**Problem to work on**
Copy all lines below containing "title".

**Records for the task**

------------------------------------------------------------

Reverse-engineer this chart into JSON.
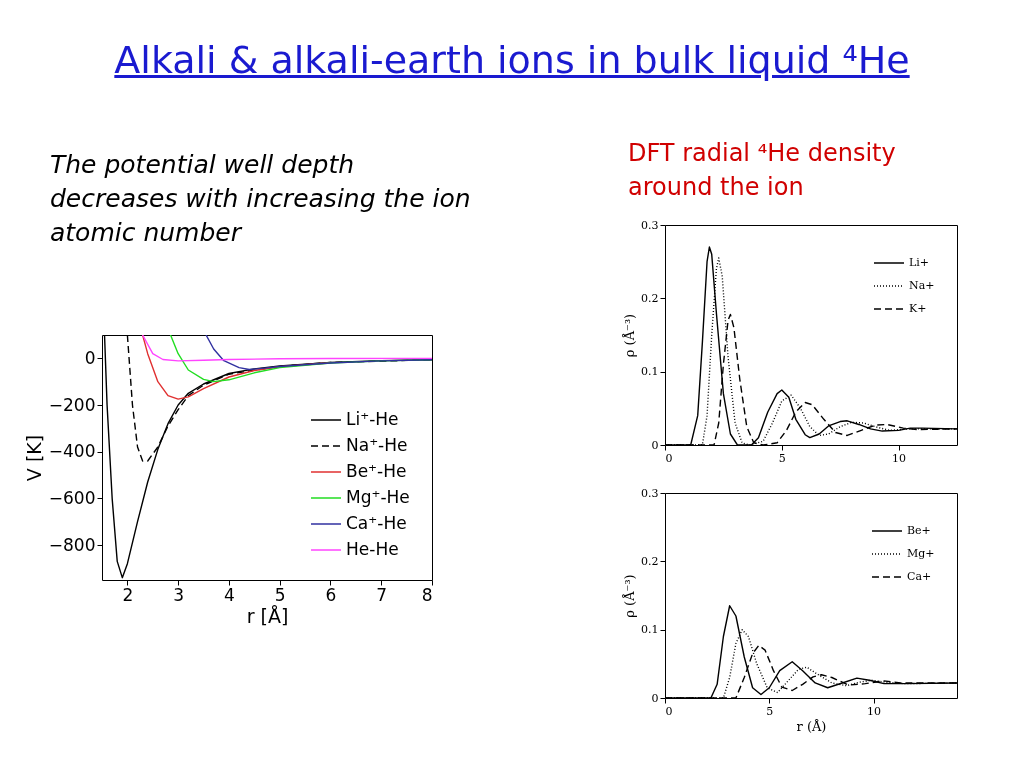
{
  "chart_data": [
    {
      "type": "line",
      "title": "Alkali & alkali-earth ions in bulk liquid ⁴He",
      "annotations": [
        "The potential well depth decreases with increasing the ion atomic number"
      ],
      "xlabel": "r [Å]",
      "ylabel": "V [K]",
      "xlim": [
        1.5,
        8
      ],
      "ylim": [
        -950,
        100
      ],
      "xticks": [
        2,
        3,
        4,
        5,
        6,
        7,
        8
      ],
      "yticks": [
        -800,
        -600,
        -400,
        -200,
        0
      ],
      "grid": false,
      "legend": "bottom right",
      "series": [
        {
          "name": "Li⁺-He",
          "color": "#000000",
          "line_style": "solid",
          "x": [
            1.55,
            1.6,
            1.7,
            1.8,
            1.9,
            2.0,
            2.2,
            2.4,
            2.6,
            2.8,
            3.0,
            3.2,
            3.5,
            4,
            4.5,
            5,
            6,
            7,
            8
          ],
          "values": [
            100,
            -200,
            -600,
            -870,
            -940,
            -880,
            -700,
            -530,
            -390,
            -280,
            -200,
            -150,
            -110,
            -65,
            -45,
            -33,
            -18,
            -10,
            -6
          ]
        },
        {
          "name": "Na⁺-He",
          "color": "#000000",
          "line_style": "dashed",
          "x": [
            2.0,
            2.1,
            2.2,
            2.3,
            2.4,
            2.6,
            2.8,
            3.0,
            3.2,
            3.5,
            4,
            5,
            6,
            8
          ],
          "values": [
            100,
            -200,
            -380,
            -440,
            -440,
            -380,
            -290,
            -220,
            -160,
            -115,
            -68,
            -34,
            -18,
            -6
          ]
        },
        {
          "name": "Be⁺-He",
          "color": "#e03030",
          "line_style": "solid",
          "x": [
            2.3,
            2.4,
            2.6,
            2.8,
            3.0,
            3.2,
            3.5,
            4,
            4.5,
            5,
            6
          ],
          "values": [
            100,
            20,
            -100,
            -160,
            -175,
            -165,
            -130,
            -80,
            -52,
            -36,
            -19
          ]
        },
        {
          "name": "Mg⁺-He",
          "color": "#22dd22",
          "line_style": "solid",
          "x": [
            2.85,
            3.0,
            3.2,
            3.5,
            3.7,
            4,
            4.5,
            5,
            6,
            7,
            8
          ],
          "values": [
            100,
            20,
            -50,
            -90,
            -100,
            -92,
            -62,
            -40,
            -20,
            -11,
            -6
          ]
        },
        {
          "name": "Ca⁺-He",
          "color": "#3030a0",
          "line_style": "solid",
          "x": [
            3.55,
            3.7,
            3.9,
            4.2,
            4.4,
            4.7,
            5,
            6,
            7,
            8
          ],
          "values": [
            100,
            40,
            -10,
            -40,
            -48,
            -42,
            -35,
            -20,
            -11,
            -6
          ]
        },
        {
          "name": "He-He",
          "color": "#ff44ff",
          "line_style": "solid",
          "x": [
            2.3,
            2.5,
            2.7,
            3.0,
            3.5,
            4,
            5,
            6,
            8
          ],
          "values": [
            100,
            20,
            -5,
            -11,
            -8,
            -5,
            -2,
            -1,
            0
          ]
        }
      ]
    },
    {
      "type": "line",
      "title": "DFT radial ⁴He density around the ion",
      "ylabel": "ρ (Å⁻³)",
      "xlim": [
        0,
        12.5
      ],
      "ylim": [
        0,
        0.3
      ],
      "xticks": [
        0,
        5,
        10
      ],
      "yticks": [
        0,
        0.1,
        0.2,
        0.3
      ],
      "grid": false,
      "legend": "top right",
      "series": [
        {
          "name": "Li+",
          "color": "#000000",
          "line_style": "solid",
          "x": [
            0,
            1.1,
            1.4,
            1.6,
            1.8,
            1.9,
            2.0,
            2.2,
            2.5,
            2.8,
            3.1,
            3.7,
            4.0,
            4.4,
            4.8,
            5.0,
            5.3,
            5.6,
            6.0,
            6.2,
            6.6,
            7.0,
            7.5,
            7.8,
            8.3,
            8.8,
            9.3,
            10,
            10.5,
            11,
            12.5
          ],
          "values": [
            0,
            0,
            0.04,
            0.14,
            0.25,
            0.27,
            0.26,
            0.18,
            0.07,
            0.015,
            0,
            0,
            0.01,
            0.045,
            0.07,
            0.075,
            0.065,
            0.035,
            0.014,
            0.01,
            0.015,
            0.026,
            0.032,
            0.033,
            0.028,
            0.022,
            0.019,
            0.02,
            0.023,
            0.023,
            0.022
          ]
        },
        {
          "name": "Na+",
          "color": "#000000",
          "line_style": "dotted",
          "x": [
            0,
            1.6,
            1.8,
            2.0,
            2.2,
            2.3,
            2.45,
            2.7,
            3.0,
            3.3,
            3.6,
            4.2,
            4.6,
            5.0,
            5.4,
            5.8,
            6.2,
            6.6,
            7.0,
            7.5,
            8.0,
            8.5,
            9.0,
            9.6,
            10.5,
            12.5
          ],
          "values": [
            0,
            0,
            0.04,
            0.15,
            0.24,
            0.255,
            0.23,
            0.12,
            0.03,
            0.003,
            0,
            0.005,
            0.03,
            0.06,
            0.068,
            0.05,
            0.025,
            0.013,
            0.015,
            0.025,
            0.031,
            0.03,
            0.025,
            0.02,
            0.022,
            0.022
          ]
        },
        {
          "name": "K+",
          "color": "#000000",
          "line_style": "dashed",
          "x": [
            0,
            2.1,
            2.3,
            2.5,
            2.7,
            2.8,
            2.95,
            3.2,
            3.5,
            3.8,
            4.2,
            4.8,
            5.2,
            5.6,
            6.0,
            6.3,
            6.8,
            7.3,
            7.8,
            8.4,
            9.0,
            9.5,
            10.2,
            10.8,
            12.5
          ],
          "values": [
            0,
            0,
            0.03,
            0.11,
            0.17,
            0.178,
            0.16,
            0.09,
            0.025,
            0.003,
            0,
            0.003,
            0.02,
            0.045,
            0.058,
            0.055,
            0.035,
            0.017,
            0.013,
            0.02,
            0.027,
            0.028,
            0.023,
            0.021,
            0.022
          ]
        }
      ]
    },
    {
      "type": "line",
      "xlabel": "r (Å)",
      "ylabel": "ρ (Å⁻³)",
      "xlim": [
        0,
        14
      ],
      "ylim": [
        0,
        0.3
      ],
      "xticks": [
        0,
        5,
        10
      ],
      "yticks": [
        0,
        0.1,
        0.2,
        0.3
      ],
      "grid": false,
      "legend": "top right",
      "series": [
        {
          "name": "Be+",
          "color": "#000000",
          "line_style": "solid",
          "x": [
            0,
            2.2,
            2.5,
            2.8,
            3.1,
            3.4,
            3.8,
            4.2,
            4.6,
            5.0,
            5.5,
            6.1,
            6.6,
            7.2,
            7.8,
            8.5,
            9.2,
            9.8,
            10.5,
            11.5,
            14
          ],
          "values": [
            0,
            0,
            0.02,
            0.09,
            0.135,
            0.12,
            0.06,
            0.015,
            0.005,
            0.015,
            0.04,
            0.053,
            0.04,
            0.022,
            0.015,
            0.022,
            0.029,
            0.026,
            0.021,
            0.021,
            0.022
          ]
        },
        {
          "name": "Mg+",
          "color": "#000000",
          "line_style": "dotted",
          "x": [
            0,
            2.8,
            3.1,
            3.4,
            3.7,
            4.0,
            4.4,
            4.9,
            5.4,
            5.9,
            6.4,
            6.8,
            7.3,
            8.0,
            8.7,
            9.3,
            9.9,
            10.6,
            11.5,
            14
          ],
          "values": [
            0,
            0,
            0.03,
            0.08,
            0.1,
            0.09,
            0.05,
            0.015,
            0.008,
            0.025,
            0.042,
            0.045,
            0.035,
            0.022,
            0.018,
            0.023,
            0.026,
            0.023,
            0.021,
            0.022
          ]
        },
        {
          "name": "Ca+",
          "color": "#000000",
          "line_style": "dashed",
          "x": [
            0,
            3.4,
            3.8,
            4.2,
            4.5,
            4.8,
            5.2,
            5.6,
            6.1,
            6.6,
            7.1,
            7.5,
            8.0,
            8.8,
            9.6,
            10.5,
            11.3,
            14
          ],
          "values": [
            0,
            0,
            0.03,
            0.065,
            0.077,
            0.07,
            0.04,
            0.016,
            0.011,
            0.02,
            0.031,
            0.034,
            0.03,
            0.019,
            0.021,
            0.025,
            0.022,
            0.022
          ]
        }
      ]
    }
  ]
}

------------------------------------------------------------

**Response below**
      "title": "Alkali & alkali-earth ions in bulk liquid ⁴He",
      "title": "DFT radial ⁴He density around the ion",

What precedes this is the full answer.